* OBJECTIVE:
Omit all pictures, then retype the data exactly as given.

* EXERCISE MATERIALS:

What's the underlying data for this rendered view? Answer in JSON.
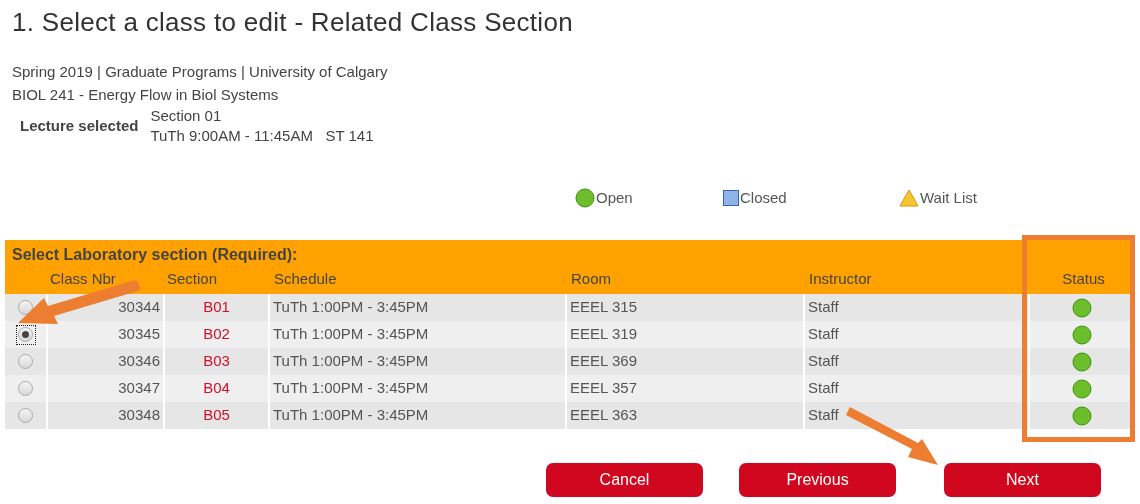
{
  "title": "1.  Select a class to edit - Related Class Section",
  "info_lines": [
    "Spring 2019 | Graduate Programs | University of Calgary",
    "BIOL  241 - Energy Flow in Biol Systems"
  ],
  "lecture": {
    "label": "Lecture selected",
    "section": "Section 01",
    "schedule": "TuTh 9:00AM - 11:45AM   ST 141"
  },
  "legend": [
    {
      "kind": "open",
      "label": "Open"
    },
    {
      "kind": "closed",
      "label": "Closed"
    },
    {
      "kind": "waitlist",
      "label": "Wait List"
    }
  ],
  "table": {
    "caption": "Select Laboratory section (Required):",
    "columns": [
      "Class Nbr",
      "Section",
      "Schedule",
      "Room",
      "Instructor",
      "Status"
    ],
    "rows": [
      {
        "selected": false,
        "class_nbr": "30344",
        "section": "B01",
        "schedule": "TuTh 1:00PM - 3:45PM",
        "room": "EEEL 315",
        "instructor": "Staff",
        "status": {
          "kind": "open"
        }
      },
      {
        "selected": true,
        "class_nbr": "30345",
        "section": "B02",
        "schedule": "TuTh 1:00PM - 3:45PM",
        "room": "EEEL 319",
        "instructor": "Staff",
        "status": {
          "kind": "open"
        }
      },
      {
        "selected": false,
        "class_nbr": "30346",
        "section": "B03",
        "schedule": "TuTh 1:00PM - 3:45PM",
        "room": "EEEL 369",
        "instructor": "Staff",
        "status": {
          "kind": "open"
        }
      },
      {
        "selected": false,
        "class_nbr": "30347",
        "section": "B04",
        "schedule": "TuTh 1:00PM - 3:45PM",
        "room": "EEEL 357",
        "instructor": "Staff",
        "status": {
          "kind": "open"
        }
      },
      {
        "selected": false,
        "class_nbr": "30348",
        "section": "B05",
        "schedule": "TuTh 1:00PM - 3:45PM",
        "room": "EEEL 363",
        "instructor": "Staff",
        "status": {
          "kind": "open"
        }
      }
    ]
  },
  "buttons": [
    "Cancel",
    "Previous",
    "Next"
  ]
}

* THE ANSWER:
What's the underlying data for this rendered view? Answer in JSON.
{
  "title": "1.  Select a class to edit - Related Class Section",
  "info_lines": [
    "Spring 2019 | Graduate Programs | University of Calgary",
    "BIOL  241 - Energy Flow in Biol Systems"
  ],
  "lecture": {
    "label": "Lecture selected",
    "section": "Section 01",
    "schedule": "TuTh 9:00AM - 11:45AM   ST 141"
  },
  "legend": [
    {
      "kind": "open",
      "label": "Open"
    },
    {
      "kind": "closed",
      "label": "Closed"
    },
    {
      "kind": "waitlist",
      "label": "Wait List"
    }
  ],
  "table": {
    "caption": "Select Laboratory section (Required):",
    "columns": [
      "Class Nbr",
      "Section",
      "Schedule",
      "Room",
      "Instructor",
      "Status"
    ],
    "rows": [
      {
        "selected": false,
        "class_nbr": "30344",
        "section": "B01",
        "schedule": "TuTh 1:00PM - 3:45PM",
        "room": "EEEL 315",
        "instructor": "Staff",
        "status": {
          "kind": "open"
        }
      },
      {
        "selected": true,
        "class_nbr": "30345",
        "section": "B02",
        "schedule": "TuTh 1:00PM - 3:45PM",
        "room": "EEEL 319",
        "instructor": "Staff",
        "status": {
          "kind": "open"
        }
      },
      {
        "selected": false,
        "class_nbr": "30346",
        "section": "B03",
        "schedule": "TuTh 1:00PM - 3:45PM",
        "room": "EEEL 369",
        "instructor": "Staff",
        "status": {
          "kind": "open"
        }
      },
      {
        "selected": false,
        "class_nbr": "30347",
        "section": "B04",
        "schedule": "TuTh 1:00PM - 3:45PM",
        "room": "EEEL 357",
        "instructor": "Staff",
        "status": {
          "kind": "open"
        }
      },
      {
        "selected": false,
        "class_nbr": "30348",
        "section": "B05",
        "schedule": "TuTh 1:00PM - 3:45PM",
        "room": "EEEL 363",
        "instructor": "Staff",
        "status": {
          "kind": "open"
        }
      }
    ]
  },
  "buttons": [
    "Cancel",
    "Previous",
    "Next"
  ]
}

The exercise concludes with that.